» **RECORDS SUPPLIED**:
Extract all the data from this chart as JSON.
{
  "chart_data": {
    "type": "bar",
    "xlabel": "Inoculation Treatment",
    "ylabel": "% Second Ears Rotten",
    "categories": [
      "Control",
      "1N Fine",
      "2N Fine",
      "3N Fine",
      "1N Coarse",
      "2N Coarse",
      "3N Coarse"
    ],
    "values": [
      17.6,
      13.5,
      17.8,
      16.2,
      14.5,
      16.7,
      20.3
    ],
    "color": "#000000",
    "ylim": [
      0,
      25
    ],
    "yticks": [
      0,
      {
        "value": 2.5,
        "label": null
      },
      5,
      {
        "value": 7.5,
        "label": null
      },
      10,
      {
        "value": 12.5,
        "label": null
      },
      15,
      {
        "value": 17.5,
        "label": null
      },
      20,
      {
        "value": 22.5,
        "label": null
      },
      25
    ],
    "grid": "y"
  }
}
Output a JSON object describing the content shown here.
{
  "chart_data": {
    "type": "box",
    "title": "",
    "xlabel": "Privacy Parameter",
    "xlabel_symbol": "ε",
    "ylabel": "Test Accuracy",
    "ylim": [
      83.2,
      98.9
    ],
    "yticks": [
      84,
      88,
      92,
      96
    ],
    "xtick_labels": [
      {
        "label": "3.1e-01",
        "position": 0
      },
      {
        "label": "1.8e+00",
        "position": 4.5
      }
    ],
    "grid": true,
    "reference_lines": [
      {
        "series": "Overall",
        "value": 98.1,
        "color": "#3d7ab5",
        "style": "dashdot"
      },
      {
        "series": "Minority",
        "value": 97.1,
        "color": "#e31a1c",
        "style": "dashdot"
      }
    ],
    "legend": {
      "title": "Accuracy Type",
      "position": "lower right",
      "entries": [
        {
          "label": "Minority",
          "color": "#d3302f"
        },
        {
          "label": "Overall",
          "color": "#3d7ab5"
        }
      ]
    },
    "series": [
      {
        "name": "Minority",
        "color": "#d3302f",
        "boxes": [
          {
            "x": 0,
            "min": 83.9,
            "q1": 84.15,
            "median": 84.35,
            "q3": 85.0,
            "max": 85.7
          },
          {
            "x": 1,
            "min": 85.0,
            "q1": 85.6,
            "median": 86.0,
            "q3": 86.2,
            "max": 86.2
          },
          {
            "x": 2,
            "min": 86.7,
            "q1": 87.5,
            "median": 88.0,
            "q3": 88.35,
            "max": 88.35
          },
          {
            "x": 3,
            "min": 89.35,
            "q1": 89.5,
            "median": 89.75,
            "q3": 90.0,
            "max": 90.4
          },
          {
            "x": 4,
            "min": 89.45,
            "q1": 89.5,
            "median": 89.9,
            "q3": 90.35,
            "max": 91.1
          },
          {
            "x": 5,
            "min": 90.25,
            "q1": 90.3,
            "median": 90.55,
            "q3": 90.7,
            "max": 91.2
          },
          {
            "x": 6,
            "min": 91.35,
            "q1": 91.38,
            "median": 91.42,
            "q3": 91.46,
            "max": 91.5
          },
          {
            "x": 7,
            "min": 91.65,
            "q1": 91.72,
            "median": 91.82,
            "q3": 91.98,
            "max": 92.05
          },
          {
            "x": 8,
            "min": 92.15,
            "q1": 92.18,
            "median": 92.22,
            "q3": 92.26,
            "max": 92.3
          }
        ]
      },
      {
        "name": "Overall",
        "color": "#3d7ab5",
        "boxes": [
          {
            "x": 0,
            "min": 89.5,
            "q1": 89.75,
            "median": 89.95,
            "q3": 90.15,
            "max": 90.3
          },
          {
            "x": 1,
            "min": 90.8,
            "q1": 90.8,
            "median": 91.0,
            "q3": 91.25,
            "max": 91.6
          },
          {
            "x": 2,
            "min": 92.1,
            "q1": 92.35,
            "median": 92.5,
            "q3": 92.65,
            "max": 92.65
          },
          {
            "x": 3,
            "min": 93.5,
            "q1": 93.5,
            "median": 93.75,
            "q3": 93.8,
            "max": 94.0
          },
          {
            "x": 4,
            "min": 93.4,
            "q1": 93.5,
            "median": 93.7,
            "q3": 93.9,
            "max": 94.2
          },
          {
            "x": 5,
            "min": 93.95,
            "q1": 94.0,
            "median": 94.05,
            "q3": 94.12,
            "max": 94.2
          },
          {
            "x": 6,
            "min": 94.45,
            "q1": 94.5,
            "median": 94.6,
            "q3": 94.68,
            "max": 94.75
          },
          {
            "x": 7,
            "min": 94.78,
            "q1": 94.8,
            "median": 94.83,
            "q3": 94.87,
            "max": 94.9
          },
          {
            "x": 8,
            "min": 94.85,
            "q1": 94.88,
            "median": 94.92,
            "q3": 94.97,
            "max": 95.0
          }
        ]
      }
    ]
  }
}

» **TASK REQUIREMENTS**: In the records shown above, how many lines include the word "color"? Answer with the number only.

» **THE ANSWER**: 7